- **INSTRUCTIONS TO FOLLOW**: Print the records below exactly as they appear.

- **LISTED ENTRIES**:

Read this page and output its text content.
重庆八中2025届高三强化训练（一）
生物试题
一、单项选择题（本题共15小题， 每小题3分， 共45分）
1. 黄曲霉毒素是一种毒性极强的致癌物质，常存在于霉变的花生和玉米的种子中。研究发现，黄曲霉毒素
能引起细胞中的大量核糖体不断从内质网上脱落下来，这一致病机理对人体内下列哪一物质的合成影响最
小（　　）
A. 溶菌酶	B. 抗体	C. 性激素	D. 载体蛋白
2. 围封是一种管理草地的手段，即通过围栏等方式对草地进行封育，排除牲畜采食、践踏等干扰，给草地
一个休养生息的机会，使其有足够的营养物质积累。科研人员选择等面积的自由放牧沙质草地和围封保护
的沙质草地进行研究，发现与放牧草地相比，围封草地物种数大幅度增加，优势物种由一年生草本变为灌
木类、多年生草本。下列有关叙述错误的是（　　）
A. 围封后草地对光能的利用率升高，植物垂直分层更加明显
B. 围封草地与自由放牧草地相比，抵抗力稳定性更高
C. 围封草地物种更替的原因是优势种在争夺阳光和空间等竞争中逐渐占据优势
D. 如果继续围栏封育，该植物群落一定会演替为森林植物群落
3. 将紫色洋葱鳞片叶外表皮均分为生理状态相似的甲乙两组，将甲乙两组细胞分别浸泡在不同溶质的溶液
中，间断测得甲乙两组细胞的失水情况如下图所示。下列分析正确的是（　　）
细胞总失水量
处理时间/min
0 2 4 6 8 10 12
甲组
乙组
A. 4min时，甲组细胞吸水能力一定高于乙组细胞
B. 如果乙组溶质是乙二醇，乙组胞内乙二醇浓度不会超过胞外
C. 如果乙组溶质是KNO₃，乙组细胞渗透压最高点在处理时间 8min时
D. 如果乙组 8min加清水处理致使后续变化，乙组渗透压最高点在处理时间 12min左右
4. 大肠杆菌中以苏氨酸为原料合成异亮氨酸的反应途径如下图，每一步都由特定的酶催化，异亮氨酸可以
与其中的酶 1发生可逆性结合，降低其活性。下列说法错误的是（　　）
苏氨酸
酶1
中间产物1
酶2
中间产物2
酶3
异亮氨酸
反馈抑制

- **OUTPUT FOR THIS EXERCISE**:
Read this page and output its text content.
重庆八中2025届高三强化训练（一）
生物试题
一、单项选择题（本题共15小题， 每小题3分， 共45分）
1. 黄曲霉毒素是一种毒性极强的致癌物质，常存在于霉变的花生和玉米的种子中。研究发现，黄曲霉毒素
能引起细胞中的大量核糖体不断从内质网上脱落下来，这一致病机理对人体内下列哪一物质的合成影响最
小（　　）
A. 溶菌酶	B. 抗体	C. 性激素	D. 载体蛋白
2. 围封是一种管理草地的手段，即通过围栏等方式对草地进行封育，排除牲畜采食、践踏等干扰，给草地
一个休养生息的机会，使其有足够的营养物质积累。科研人员选择等面积的自由放牧沙质草地和围封保护
的沙质草地进行研究，发现与放牧草地相比，围封草地物种数大幅度增加，优势物种由一年生草本变为灌
木类、多年生草本。下列有关叙述错误的是（　　）
A. 围封后草地对光能的利用率升高，植物垂直分层更加明显
B. 围封草地与自由放牧草地相比，抵抗力稳定性更高
C. 围封草地物种更替的原因是优势种在争夺阳光和空间等竞争中逐渐占据优势
D. 如果继续围栏封育，该植物群落一定会演替为森林植物群落
3. 将紫色洋葱鳞片叶外表皮均分为生理状态相似的甲乙两组，将甲乙两组细胞分别浸泡在不同溶质的溶液
中，间断测得甲乙两组细胞的失水情况如下图所示。下列分析正确的是（　　）
细胞总失水量
处理时间/min
0 2 4 6 8 10 12
甲组
乙组
A. 4min时，甲组细胞吸水能力一定高于乙组细胞
B. 如果乙组溶质是乙二醇，乙组胞内乙二醇浓度不会超过胞外
C. 如果乙组溶质是KNO₃，乙组细胞渗透压最高点在处理时间 8min时
D. 如果乙组 8min加清水处理致使后续变化，乙组渗透压最高点在处理时间 12min左右
4. 大肠杆菌中以苏氨酸为原料合成异亮氨酸的反应途径如下图，每一步都由特定的酶催化，异亮氨酸可以
与其中的酶 1发生可逆性结合，降低其活性。下列说法错误的是（　　）
苏氨酸
酶1
中间产物1
酶2
中间产物2
酶3
异亮氨酸
反馈抑制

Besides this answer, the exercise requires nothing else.